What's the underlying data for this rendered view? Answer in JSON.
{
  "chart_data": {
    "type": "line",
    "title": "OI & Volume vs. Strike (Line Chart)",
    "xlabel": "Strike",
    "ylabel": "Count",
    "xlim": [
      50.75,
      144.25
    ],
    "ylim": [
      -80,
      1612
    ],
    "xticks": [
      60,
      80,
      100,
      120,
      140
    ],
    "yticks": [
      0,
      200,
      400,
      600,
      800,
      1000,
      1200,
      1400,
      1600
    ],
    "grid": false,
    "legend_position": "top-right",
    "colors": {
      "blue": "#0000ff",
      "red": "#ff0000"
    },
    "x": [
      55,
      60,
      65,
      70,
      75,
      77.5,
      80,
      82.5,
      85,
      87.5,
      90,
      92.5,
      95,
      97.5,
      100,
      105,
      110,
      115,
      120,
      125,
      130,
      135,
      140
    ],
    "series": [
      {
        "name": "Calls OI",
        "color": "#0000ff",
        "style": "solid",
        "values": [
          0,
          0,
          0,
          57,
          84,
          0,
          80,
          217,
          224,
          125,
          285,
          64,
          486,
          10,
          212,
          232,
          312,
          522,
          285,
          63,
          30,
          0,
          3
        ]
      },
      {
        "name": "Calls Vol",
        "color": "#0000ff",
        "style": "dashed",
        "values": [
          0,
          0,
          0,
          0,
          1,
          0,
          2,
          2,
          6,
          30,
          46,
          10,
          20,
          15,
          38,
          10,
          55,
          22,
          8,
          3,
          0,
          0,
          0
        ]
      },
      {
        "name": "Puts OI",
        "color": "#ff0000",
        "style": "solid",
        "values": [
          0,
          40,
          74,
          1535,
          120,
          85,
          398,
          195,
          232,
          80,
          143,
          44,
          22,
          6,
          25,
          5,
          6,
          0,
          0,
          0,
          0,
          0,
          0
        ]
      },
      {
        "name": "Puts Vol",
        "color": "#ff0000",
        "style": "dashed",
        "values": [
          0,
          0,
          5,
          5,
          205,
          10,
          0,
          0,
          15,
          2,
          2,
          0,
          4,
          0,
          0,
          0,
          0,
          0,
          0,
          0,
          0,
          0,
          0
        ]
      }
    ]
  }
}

• • •

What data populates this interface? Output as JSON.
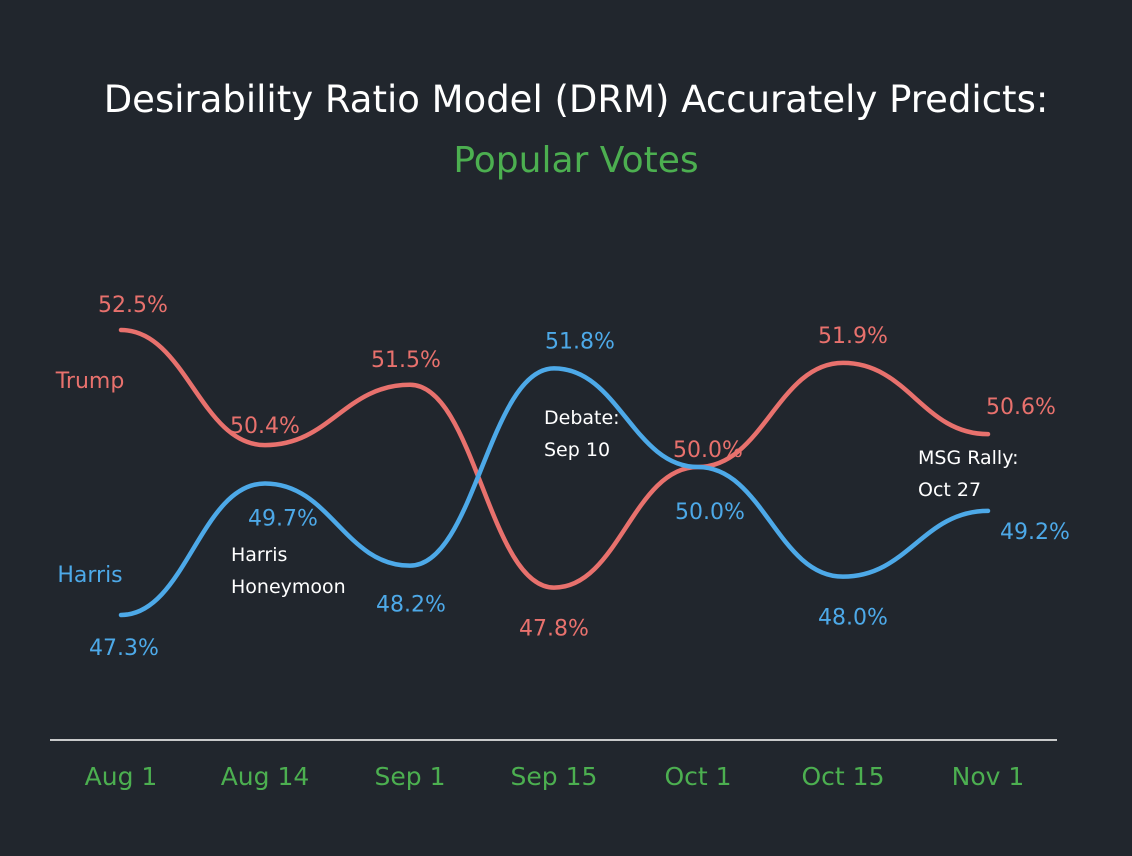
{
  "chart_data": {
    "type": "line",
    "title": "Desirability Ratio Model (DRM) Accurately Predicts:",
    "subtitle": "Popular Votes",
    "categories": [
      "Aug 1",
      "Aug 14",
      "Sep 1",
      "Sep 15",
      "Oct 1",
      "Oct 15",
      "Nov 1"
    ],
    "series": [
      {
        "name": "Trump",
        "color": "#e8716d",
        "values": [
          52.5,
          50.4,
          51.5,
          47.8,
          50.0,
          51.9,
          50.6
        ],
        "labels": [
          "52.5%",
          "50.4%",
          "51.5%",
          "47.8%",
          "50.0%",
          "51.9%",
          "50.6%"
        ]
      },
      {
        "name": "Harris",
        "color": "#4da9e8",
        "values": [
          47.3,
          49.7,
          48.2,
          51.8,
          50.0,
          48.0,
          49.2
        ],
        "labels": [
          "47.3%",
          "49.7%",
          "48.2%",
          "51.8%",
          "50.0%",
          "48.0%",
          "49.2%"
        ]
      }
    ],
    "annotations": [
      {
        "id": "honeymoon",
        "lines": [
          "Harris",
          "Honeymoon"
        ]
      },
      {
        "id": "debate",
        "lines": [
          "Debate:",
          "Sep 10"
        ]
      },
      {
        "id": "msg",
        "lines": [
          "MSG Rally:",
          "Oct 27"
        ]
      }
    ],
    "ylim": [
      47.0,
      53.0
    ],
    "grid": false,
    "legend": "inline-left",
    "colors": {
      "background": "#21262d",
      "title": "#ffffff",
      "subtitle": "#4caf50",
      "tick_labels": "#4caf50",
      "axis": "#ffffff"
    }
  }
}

• • •

• Exercise instructions
From the listing above, copy every line that holds the string "subtitle".

• Correct result
    "subtitle": "Popular Votes",
      "subtitle": "#4caf50",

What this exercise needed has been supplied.